Coordinate annotation records:
=======

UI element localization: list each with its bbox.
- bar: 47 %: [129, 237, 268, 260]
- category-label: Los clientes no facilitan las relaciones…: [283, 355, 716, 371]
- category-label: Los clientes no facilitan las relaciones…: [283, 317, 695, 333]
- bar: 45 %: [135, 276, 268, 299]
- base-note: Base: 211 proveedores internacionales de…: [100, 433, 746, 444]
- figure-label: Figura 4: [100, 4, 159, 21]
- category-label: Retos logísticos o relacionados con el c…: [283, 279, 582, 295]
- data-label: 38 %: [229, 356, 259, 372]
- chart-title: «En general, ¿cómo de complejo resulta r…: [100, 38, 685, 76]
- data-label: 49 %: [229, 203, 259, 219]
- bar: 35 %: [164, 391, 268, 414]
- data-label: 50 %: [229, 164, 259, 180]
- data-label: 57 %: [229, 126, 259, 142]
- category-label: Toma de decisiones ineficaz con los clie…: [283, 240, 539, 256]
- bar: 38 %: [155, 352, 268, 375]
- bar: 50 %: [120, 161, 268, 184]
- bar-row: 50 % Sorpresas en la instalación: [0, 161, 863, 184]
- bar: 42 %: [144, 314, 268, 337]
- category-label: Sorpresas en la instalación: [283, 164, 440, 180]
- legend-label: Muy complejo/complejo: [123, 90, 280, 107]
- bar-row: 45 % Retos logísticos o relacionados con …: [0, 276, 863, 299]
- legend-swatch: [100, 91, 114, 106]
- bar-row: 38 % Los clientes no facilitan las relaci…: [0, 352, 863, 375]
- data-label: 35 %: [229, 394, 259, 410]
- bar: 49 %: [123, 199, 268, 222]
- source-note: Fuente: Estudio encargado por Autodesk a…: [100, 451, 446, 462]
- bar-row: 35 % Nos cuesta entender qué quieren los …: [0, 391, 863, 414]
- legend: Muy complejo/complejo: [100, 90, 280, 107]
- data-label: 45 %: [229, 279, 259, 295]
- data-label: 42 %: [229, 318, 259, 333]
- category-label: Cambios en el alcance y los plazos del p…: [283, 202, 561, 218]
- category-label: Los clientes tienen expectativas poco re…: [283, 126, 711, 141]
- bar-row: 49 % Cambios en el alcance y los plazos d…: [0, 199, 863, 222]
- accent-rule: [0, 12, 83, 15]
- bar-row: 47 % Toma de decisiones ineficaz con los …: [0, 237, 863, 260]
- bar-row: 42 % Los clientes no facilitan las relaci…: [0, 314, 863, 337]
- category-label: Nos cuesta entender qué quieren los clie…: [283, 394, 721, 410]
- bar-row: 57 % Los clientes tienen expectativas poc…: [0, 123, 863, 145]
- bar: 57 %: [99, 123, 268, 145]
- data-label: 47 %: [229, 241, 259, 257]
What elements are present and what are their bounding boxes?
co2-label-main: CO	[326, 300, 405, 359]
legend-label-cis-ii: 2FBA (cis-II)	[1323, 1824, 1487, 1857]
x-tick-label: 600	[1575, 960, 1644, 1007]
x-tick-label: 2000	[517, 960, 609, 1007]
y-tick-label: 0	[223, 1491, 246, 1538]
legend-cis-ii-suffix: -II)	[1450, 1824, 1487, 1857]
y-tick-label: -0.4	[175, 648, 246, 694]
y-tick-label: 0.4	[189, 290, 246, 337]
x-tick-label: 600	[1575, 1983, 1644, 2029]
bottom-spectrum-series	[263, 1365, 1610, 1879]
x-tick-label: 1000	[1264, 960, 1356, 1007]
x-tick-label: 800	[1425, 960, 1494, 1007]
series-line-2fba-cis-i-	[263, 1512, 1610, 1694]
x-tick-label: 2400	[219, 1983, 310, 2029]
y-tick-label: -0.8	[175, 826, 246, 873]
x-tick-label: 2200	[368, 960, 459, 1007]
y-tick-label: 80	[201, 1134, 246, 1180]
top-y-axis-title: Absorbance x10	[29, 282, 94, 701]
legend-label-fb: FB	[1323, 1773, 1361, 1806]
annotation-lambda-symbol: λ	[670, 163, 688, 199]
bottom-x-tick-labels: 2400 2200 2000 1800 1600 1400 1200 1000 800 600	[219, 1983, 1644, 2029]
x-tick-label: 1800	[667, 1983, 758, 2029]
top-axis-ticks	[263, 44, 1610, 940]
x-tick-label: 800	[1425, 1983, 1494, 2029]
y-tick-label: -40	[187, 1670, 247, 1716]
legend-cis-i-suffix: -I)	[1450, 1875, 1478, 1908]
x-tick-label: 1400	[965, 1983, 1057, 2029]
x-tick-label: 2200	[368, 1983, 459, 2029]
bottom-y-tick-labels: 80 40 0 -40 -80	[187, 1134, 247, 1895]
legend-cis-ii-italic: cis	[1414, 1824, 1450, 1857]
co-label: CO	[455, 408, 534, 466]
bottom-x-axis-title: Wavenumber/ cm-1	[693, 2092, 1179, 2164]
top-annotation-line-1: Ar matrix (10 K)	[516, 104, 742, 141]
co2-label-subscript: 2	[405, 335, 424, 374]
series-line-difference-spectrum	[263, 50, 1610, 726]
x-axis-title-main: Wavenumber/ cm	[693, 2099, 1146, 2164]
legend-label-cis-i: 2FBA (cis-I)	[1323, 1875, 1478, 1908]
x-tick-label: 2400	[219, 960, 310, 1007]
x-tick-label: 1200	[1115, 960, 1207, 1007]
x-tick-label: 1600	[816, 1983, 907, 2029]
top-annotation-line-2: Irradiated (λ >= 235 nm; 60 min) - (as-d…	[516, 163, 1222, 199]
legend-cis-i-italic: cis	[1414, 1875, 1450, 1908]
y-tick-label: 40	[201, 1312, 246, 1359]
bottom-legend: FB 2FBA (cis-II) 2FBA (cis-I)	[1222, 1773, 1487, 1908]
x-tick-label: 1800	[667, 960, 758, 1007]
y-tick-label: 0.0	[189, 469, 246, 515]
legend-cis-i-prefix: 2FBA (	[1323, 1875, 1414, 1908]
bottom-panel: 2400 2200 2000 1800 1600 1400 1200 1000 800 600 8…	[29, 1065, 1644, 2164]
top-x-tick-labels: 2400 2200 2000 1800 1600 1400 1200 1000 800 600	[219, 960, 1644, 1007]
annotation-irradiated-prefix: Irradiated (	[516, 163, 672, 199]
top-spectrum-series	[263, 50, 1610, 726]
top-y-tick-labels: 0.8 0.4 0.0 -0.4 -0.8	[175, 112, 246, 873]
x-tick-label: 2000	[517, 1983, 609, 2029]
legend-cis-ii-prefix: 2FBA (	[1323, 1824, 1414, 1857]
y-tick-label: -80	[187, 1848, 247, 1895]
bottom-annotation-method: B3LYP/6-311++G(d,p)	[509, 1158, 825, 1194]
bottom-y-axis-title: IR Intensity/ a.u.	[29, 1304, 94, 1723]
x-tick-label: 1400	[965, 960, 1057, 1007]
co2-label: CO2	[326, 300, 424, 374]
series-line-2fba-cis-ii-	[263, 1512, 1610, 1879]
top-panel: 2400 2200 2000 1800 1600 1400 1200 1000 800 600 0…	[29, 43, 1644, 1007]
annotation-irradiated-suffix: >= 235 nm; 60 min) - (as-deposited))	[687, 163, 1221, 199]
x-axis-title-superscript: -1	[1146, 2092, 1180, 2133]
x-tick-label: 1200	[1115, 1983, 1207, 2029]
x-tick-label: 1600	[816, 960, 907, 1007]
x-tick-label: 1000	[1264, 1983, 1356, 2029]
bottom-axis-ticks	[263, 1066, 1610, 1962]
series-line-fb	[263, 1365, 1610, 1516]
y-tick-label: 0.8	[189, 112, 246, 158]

=======

Copy out every line of the records above word for word, without changing anything.

UI element localization: list each with its bbox.
- bar: 47 %: [129, 237, 268, 260]
- category-label: Los clientes no facilitan las relaciones…: [283, 355, 716, 371]
- category-label: Los clientes no facilitan las relaciones…: [283, 317, 695, 333]
- bar: 45 %: [135, 276, 268, 299]
- base-note: Base: 211 proveedores internacionales de…: [100, 433, 746, 444]
- figure-label: Figura 4: [100, 4, 159, 21]
- category-label: Retos logísticos o relacionados con el c…: [283, 279, 582, 295]
- data-label: 38 %: [229, 356, 259, 372]
- chart-title: «En general, ¿cómo de complejo resulta r…: [100, 38, 685, 76]
- data-label: 49 %: [229, 203, 259, 219]
- bar: 35 %: [164, 391, 268, 414]
- data-label: 50 %: [229, 164, 259, 180]
- data-label: 57 %: [229, 126, 259, 142]
- category-label: Toma de decisiones ineficaz con los clie…: [283, 240, 539, 256]
- bar: 38 %: [155, 352, 268, 375]
- bar: 50 %: [120, 161, 268, 184]
- bar-row: 50 % Sorpresas en la instalación: [0, 161, 863, 184]
- bar: 42 %: [144, 314, 268, 337]
- category-label: Sorpresas en la instalación: [283, 164, 440, 180]
- legend-label: Muy complejo/complejo: [123, 90, 280, 107]
- bar-row: 45 % Retos logísticos o relacionados con …: [0, 276, 863, 299]
- legend-swatch: [100, 91, 114, 106]
- bar-row: 38 % Los clientes no facilitan las relaci…: [0, 352, 863, 375]
- data-label: 35 %: [229, 394, 259, 410]
- bar: 49 %: [123, 199, 268, 222]
- source-note: Fuente: Estudio encargado por Autodesk a…: [100, 451, 446, 462]
- bar-row: 35 % Nos cuesta entender qué quieren los …: [0, 391, 863, 414]
- legend: Muy complejo/complejo: [100, 90, 280, 107]
- data-label: 45 %: [229, 279, 259, 295]
- data-label: 42 %: [229, 318, 259, 333]
- category-label: Cambios en el alcance y los plazos del p…: [283, 202, 561, 218]
- category-label: Los clientes tienen expectativas poco re…: [283, 126, 711, 141]
- bar-row: 49 % Cambios en el alcance y los plazos d…: [0, 199, 863, 222]
- accent-rule: [0, 12, 83, 15]
- bar-row: 47 % Toma de decisiones ineficaz con los …: [0, 237, 863, 260]
- bar-row: 42 % Los clientes no facilitan las relaci…: [0, 314, 863, 337]
- category-label: Nos cuesta entender qué quieren los clie…: [283, 394, 721, 410]
- bar-row: 57 % Los clientes tienen expectativas poc…: [0, 123, 863, 145]
- bar: 57 %: [99, 123, 268, 145]
- data-label: 47 %: [229, 241, 259, 257]
What elements are present and what are their bounding boxes?
co2-label-main: CO	[326, 300, 405, 359]
legend-label-cis-ii: 2FBA (cis-II)	[1323, 1824, 1487, 1857]
x-tick-label: 600	[1575, 960, 1644, 1007]
x-tick-label: 2000	[517, 960, 609, 1007]
y-tick-label: 0	[223, 1491, 246, 1538]
legend-cis-ii-suffix: -II)	[1450, 1824, 1487, 1857]
y-tick-label: -0.4	[175, 648, 246, 694]
y-tick-label: 0.4	[189, 290, 246, 337]
x-tick-label: 600	[1575, 1983, 1644, 2029]
bottom-spectrum-series	[263, 1365, 1610, 1879]
x-tick-label: 1000	[1264, 960, 1356, 1007]
x-tick-label: 800	[1425, 960, 1494, 1007]
series-line-2fba-cis-i-	[263, 1512, 1610, 1694]
x-tick-label: 2400	[219, 1983, 310, 2029]
y-tick-label: -0.8	[175, 826, 246, 873]
x-tick-label: 2200	[368, 960, 459, 1007]
y-tick-label: 80	[201, 1134, 246, 1180]
top-y-axis-title: Absorbance x10	[29, 282, 94, 701]
legend-label-fb: FB	[1323, 1773, 1361, 1806]
annotation-lambda-symbol: λ	[670, 163, 688, 199]
bottom-x-tick-labels: 2400 2200 2000 1800 1600 1400 1200 1000 800 600	[219, 1983, 1644, 2029]
x-tick-label: 1800	[667, 1983, 758, 2029]
top-axis-ticks	[263, 44, 1610, 940]
x-tick-label: 800	[1425, 1983, 1494, 2029]
y-tick-label: -40	[187, 1670, 247, 1716]
legend-cis-i-suffix: -I)	[1450, 1875, 1478, 1908]
x-tick-label: 1400	[965, 1983, 1057, 2029]
x-tick-label: 2200	[368, 1983, 459, 2029]
bottom-y-tick-labels: 80 40 0 -40 -80	[187, 1134, 247, 1895]
legend-cis-ii-italic: cis	[1414, 1824, 1450, 1857]
co-label: CO	[455, 408, 534, 466]
bottom-x-axis-title: Wavenumber/ cm-1	[693, 2092, 1179, 2164]
top-annotation-line-1: Ar matrix (10 K)	[516, 104, 742, 141]
co2-label-subscript: 2	[405, 335, 424, 374]
series-line-difference-spectrum	[263, 50, 1610, 726]
x-axis-title-main: Wavenumber/ cm	[693, 2099, 1146, 2164]
legend-label-cis-i: 2FBA (cis-I)	[1323, 1875, 1478, 1908]
x-tick-label: 2400	[219, 960, 310, 1007]
x-tick-label: 1200	[1115, 960, 1207, 1007]
x-tick-label: 1600	[816, 1983, 907, 2029]
top-annotation-line-2: Irradiated (λ >= 235 nm; 60 min) - (as-d…	[516, 163, 1222, 199]
legend-cis-i-italic: cis	[1414, 1875, 1450, 1908]
y-tick-label: 40	[201, 1312, 246, 1359]
bottom-legend: FB 2FBA (cis-II) 2FBA (cis-I)	[1222, 1773, 1487, 1908]
x-tick-label: 1800	[667, 960, 758, 1007]
y-tick-label: 0.0	[189, 469, 246, 515]
legend-cis-i-prefix: 2FBA (	[1323, 1875, 1414, 1908]
bottom-panel: 2400 2200 2000 1800 1600 1400 1200 1000 800 600 8…	[29, 1065, 1644, 2164]
top-x-tick-labels: 2400 2200 2000 1800 1600 1400 1200 1000 800 600	[219, 960, 1644, 1007]
annotation-irradiated-prefix: Irradiated (	[516, 163, 672, 199]
top-spectrum-series	[263, 50, 1610, 726]
top-y-tick-labels: 0.8 0.4 0.0 -0.4 -0.8	[175, 112, 246, 873]
x-tick-label: 2000	[517, 1983, 609, 2029]
legend-cis-ii-prefix: 2FBA (	[1323, 1824, 1414, 1857]
y-tick-label: -80	[187, 1848, 247, 1895]
bottom-annotation-method: B3LYP/6-311++G(d,p)	[509, 1158, 825, 1194]
bottom-y-axis-title: IR Intensity/ a.u.	[29, 1304, 94, 1723]
x-tick-label: 1400	[965, 960, 1057, 1007]
co2-label: CO2	[326, 300, 424, 374]
series-line-2fba-cis-ii-	[263, 1512, 1610, 1879]
top-panel: 2400 2200 2000 1800 1600 1400 1200 1000 800 600 0…	[29, 43, 1644, 1007]
annotation-irradiated-suffix: >= 235 nm; 60 min) - (as-deposited))	[687, 163, 1221, 199]
x-axis-title-superscript: -1	[1146, 2092, 1180, 2133]
x-tick-label: 1200	[1115, 1983, 1207, 2029]
x-tick-label: 1600	[816, 960, 907, 1007]
x-tick-label: 1000	[1264, 1983, 1356, 2029]
bottom-axis-ticks	[263, 1066, 1610, 1962]
series-line-fb	[263, 1365, 1610, 1516]
y-tick-label: 0.8	[189, 112, 246, 158]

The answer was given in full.